| Task to carry out |
Reply with one number only, the count of lines holding the string "value".

| Data to use |
━━━━
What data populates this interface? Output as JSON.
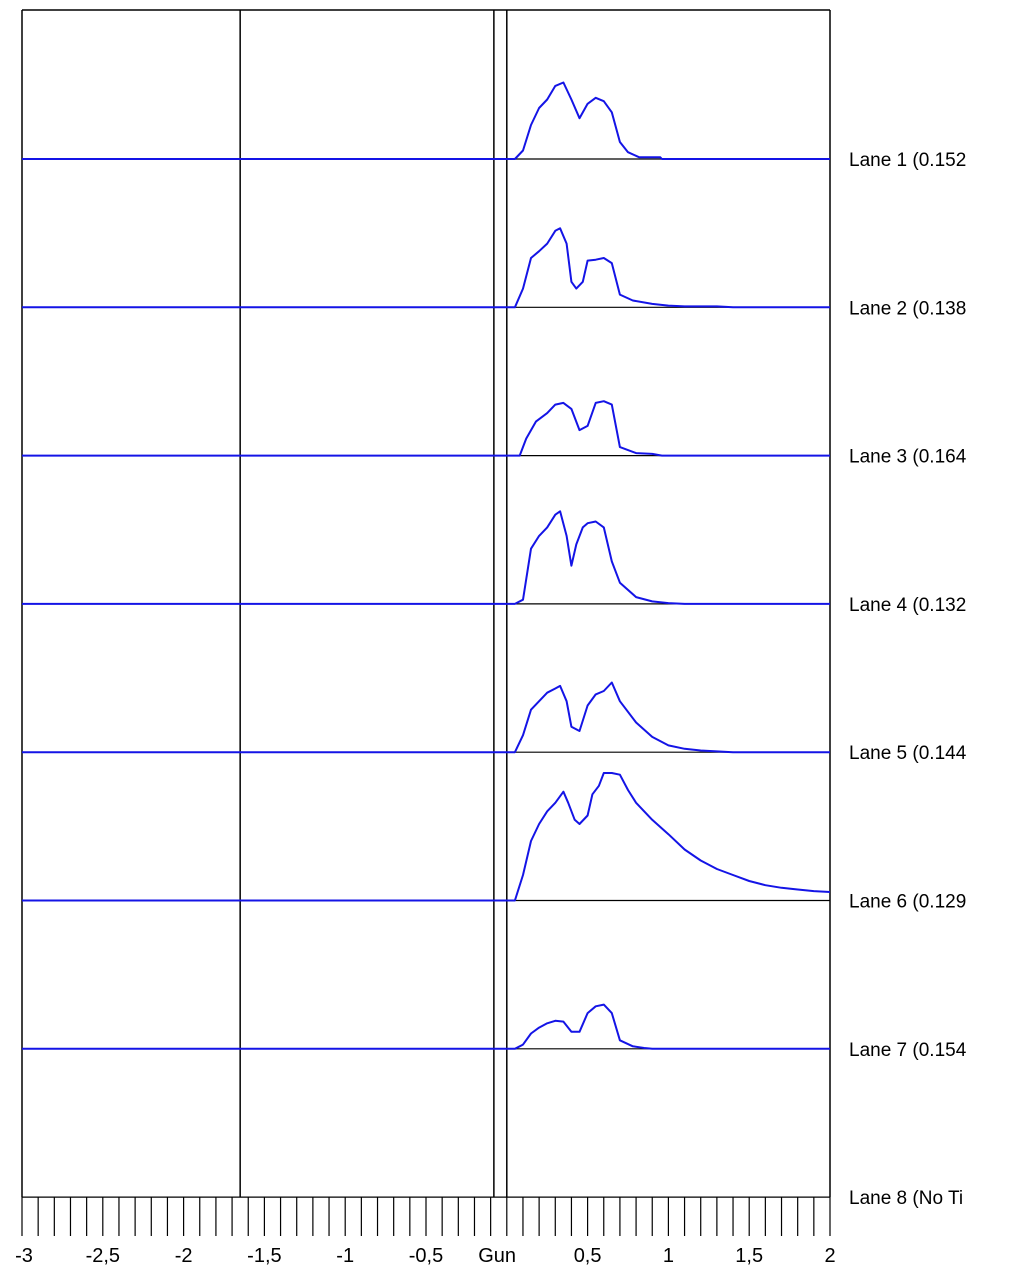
{
  "chart_data": {
    "type": "line",
    "xlim": [
      -3,
      2
    ],
    "colors": {
      "trace": "#1414e6",
      "frame": "#000000"
    },
    "x_tick_labels": [
      {
        "value": -3,
        "label": "-3"
      },
      {
        "value": -2.5,
        "label": "-2,5"
      },
      {
        "value": -2,
        "label": "-2"
      },
      {
        "value": -1.5,
        "label": "-1,5"
      },
      {
        "value": -1,
        "label": "-1"
      },
      {
        "value": -0.5,
        "label": "-0,5"
      },
      {
        "value": -0.06,
        "label": "Gun"
      },
      {
        "value": 0.5,
        "label": "0,5"
      },
      {
        "value": 1,
        "label": "1"
      },
      {
        "value": 1.5,
        "label": "1,5"
      },
      {
        "value": 2,
        "label": "2"
      }
    ],
    "minor_tick_step": 0.1,
    "vertical_markers": [
      -1.65,
      -0.08,
      0.0
    ],
    "lanes": [
      {
        "label": "Lane 1 (0.152",
        "points": [
          [
            -3,
            0
          ],
          [
            0.05,
            0
          ],
          [
            0.1,
            0.1
          ],
          [
            0.15,
            0.4
          ],
          [
            0.2,
            0.6
          ],
          [
            0.25,
            0.7
          ],
          [
            0.3,
            0.86
          ],
          [
            0.35,
            0.9
          ],
          [
            0.4,
            0.7
          ],
          [
            0.45,
            0.48
          ],
          [
            0.5,
            0.65
          ],
          [
            0.55,
            0.72
          ],
          [
            0.6,
            0.68
          ],
          [
            0.65,
            0.55
          ],
          [
            0.7,
            0.2
          ],
          [
            0.75,
            0.08
          ],
          [
            0.82,
            0.02
          ],
          [
            0.95,
            0.02
          ],
          [
            0.96,
            0
          ],
          [
            2,
            0
          ]
        ]
      },
      {
        "label": "Lane 2 (0.138",
        "points": [
          [
            -3,
            0
          ],
          [
            0.05,
            0
          ],
          [
            0.1,
            0.22
          ],
          [
            0.15,
            0.58
          ],
          [
            0.2,
            0.66
          ],
          [
            0.25,
            0.75
          ],
          [
            0.3,
            0.9
          ],
          [
            0.33,
            0.93
          ],
          [
            0.37,
            0.75
          ],
          [
            0.4,
            0.3
          ],
          [
            0.43,
            0.22
          ],
          [
            0.47,
            0.3
          ],
          [
            0.5,
            0.55
          ],
          [
            0.55,
            0.56
          ],
          [
            0.6,
            0.58
          ],
          [
            0.65,
            0.52
          ],
          [
            0.7,
            0.15
          ],
          [
            0.78,
            0.08
          ],
          [
            0.9,
            0.04
          ],
          [
            1.0,
            0.02
          ],
          [
            1.1,
            0.01
          ],
          [
            1.3,
            0.01
          ],
          [
            1.4,
            0
          ],
          [
            2,
            0
          ]
        ]
      },
      {
        "label": "Lane 3 (0.164",
        "points": [
          [
            -3,
            0
          ],
          [
            0.08,
            0
          ],
          [
            0.12,
            0.2
          ],
          [
            0.18,
            0.4
          ],
          [
            0.25,
            0.5
          ],
          [
            0.3,
            0.6
          ],
          [
            0.35,
            0.62
          ],
          [
            0.4,
            0.55
          ],
          [
            0.45,
            0.3
          ],
          [
            0.5,
            0.35
          ],
          [
            0.55,
            0.62
          ],
          [
            0.6,
            0.64
          ],
          [
            0.65,
            0.6
          ],
          [
            0.7,
            0.1
          ],
          [
            0.8,
            0.03
          ],
          [
            0.9,
            0.02
          ],
          [
            0.96,
            0
          ],
          [
            2,
            0
          ]
        ]
      },
      {
        "label": "Lane 4 (0.132",
        "points": [
          [
            -3,
            0
          ],
          [
            0.05,
            0
          ],
          [
            0.1,
            0.05
          ],
          [
            0.15,
            0.65
          ],
          [
            0.2,
            0.8
          ],
          [
            0.25,
            0.9
          ],
          [
            0.3,
            1.05
          ],
          [
            0.33,
            1.09
          ],
          [
            0.37,
            0.8
          ],
          [
            0.4,
            0.45
          ],
          [
            0.43,
            0.7
          ],
          [
            0.47,
            0.9
          ],
          [
            0.5,
            0.95
          ],
          [
            0.55,
            0.97
          ],
          [
            0.6,
            0.9
          ],
          [
            0.65,
            0.5
          ],
          [
            0.7,
            0.25
          ],
          [
            0.8,
            0.08
          ],
          [
            0.9,
            0.03
          ],
          [
            1.0,
            0.01
          ],
          [
            1.1,
            0
          ],
          [
            2,
            0
          ]
        ]
      },
      {
        "label": "Lane 5 (0.144",
        "points": [
          [
            -3,
            0
          ],
          [
            0.05,
            0
          ],
          [
            0.1,
            0.2
          ],
          [
            0.15,
            0.5
          ],
          [
            0.2,
            0.6
          ],
          [
            0.25,
            0.7
          ],
          [
            0.3,
            0.75
          ],
          [
            0.33,
            0.78
          ],
          [
            0.37,
            0.6
          ],
          [
            0.4,
            0.3
          ],
          [
            0.45,
            0.25
          ],
          [
            0.5,
            0.55
          ],
          [
            0.55,
            0.68
          ],
          [
            0.6,
            0.72
          ],
          [
            0.65,
            0.82
          ],
          [
            0.7,
            0.6
          ],
          [
            0.8,
            0.35
          ],
          [
            0.9,
            0.18
          ],
          [
            1.0,
            0.08
          ],
          [
            1.1,
            0.04
          ],
          [
            1.2,
            0.02
          ],
          [
            1.3,
            0.01
          ],
          [
            1.4,
            0
          ],
          [
            2,
            0
          ]
        ]
      },
      {
        "label": "Lane 6 (0.129",
        "points": [
          [
            -3,
            0
          ],
          [
            0.05,
            0
          ],
          [
            0.1,
            0.3
          ],
          [
            0.15,
            0.7
          ],
          [
            0.2,
            0.9
          ],
          [
            0.25,
            1.05
          ],
          [
            0.3,
            1.15
          ],
          [
            0.35,
            1.28
          ],
          [
            0.38,
            1.15
          ],
          [
            0.42,
            0.95
          ],
          [
            0.45,
            0.9
          ],
          [
            0.5,
            1.0
          ],
          [
            0.53,
            1.25
          ],
          [
            0.57,
            1.35
          ],
          [
            0.6,
            1.5
          ],
          [
            0.65,
            1.5
          ],
          [
            0.7,
            1.48
          ],
          [
            0.75,
            1.3
          ],
          [
            0.8,
            1.15
          ],
          [
            0.9,
            0.95
          ],
          [
            1.0,
            0.78
          ],
          [
            1.1,
            0.6
          ],
          [
            1.2,
            0.47
          ],
          [
            1.3,
            0.37
          ],
          [
            1.4,
            0.3
          ],
          [
            1.5,
            0.23
          ],
          [
            1.6,
            0.18
          ],
          [
            1.7,
            0.15
          ],
          [
            1.8,
            0.13
          ],
          [
            1.9,
            0.11
          ],
          [
            2.0,
            0.1
          ]
        ]
      },
      {
        "label": "Lane 7 (0.154",
        "points": [
          [
            -3,
            0
          ],
          [
            0.05,
            0
          ],
          [
            0.1,
            0.05
          ],
          [
            0.15,
            0.18
          ],
          [
            0.2,
            0.25
          ],
          [
            0.25,
            0.3
          ],
          [
            0.3,
            0.33
          ],
          [
            0.35,
            0.32
          ],
          [
            0.4,
            0.2
          ],
          [
            0.45,
            0.2
          ],
          [
            0.5,
            0.42
          ],
          [
            0.55,
            0.5
          ],
          [
            0.6,
            0.52
          ],
          [
            0.65,
            0.42
          ],
          [
            0.7,
            0.1
          ],
          [
            0.78,
            0.03
          ],
          [
            0.85,
            0.01
          ],
          [
            0.9,
            0
          ],
          [
            2,
            0
          ]
        ]
      },
      {
        "label": "Lane 8 (No Ti",
        "points": []
      }
    ]
  }
}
━━━━
| Full solution |
11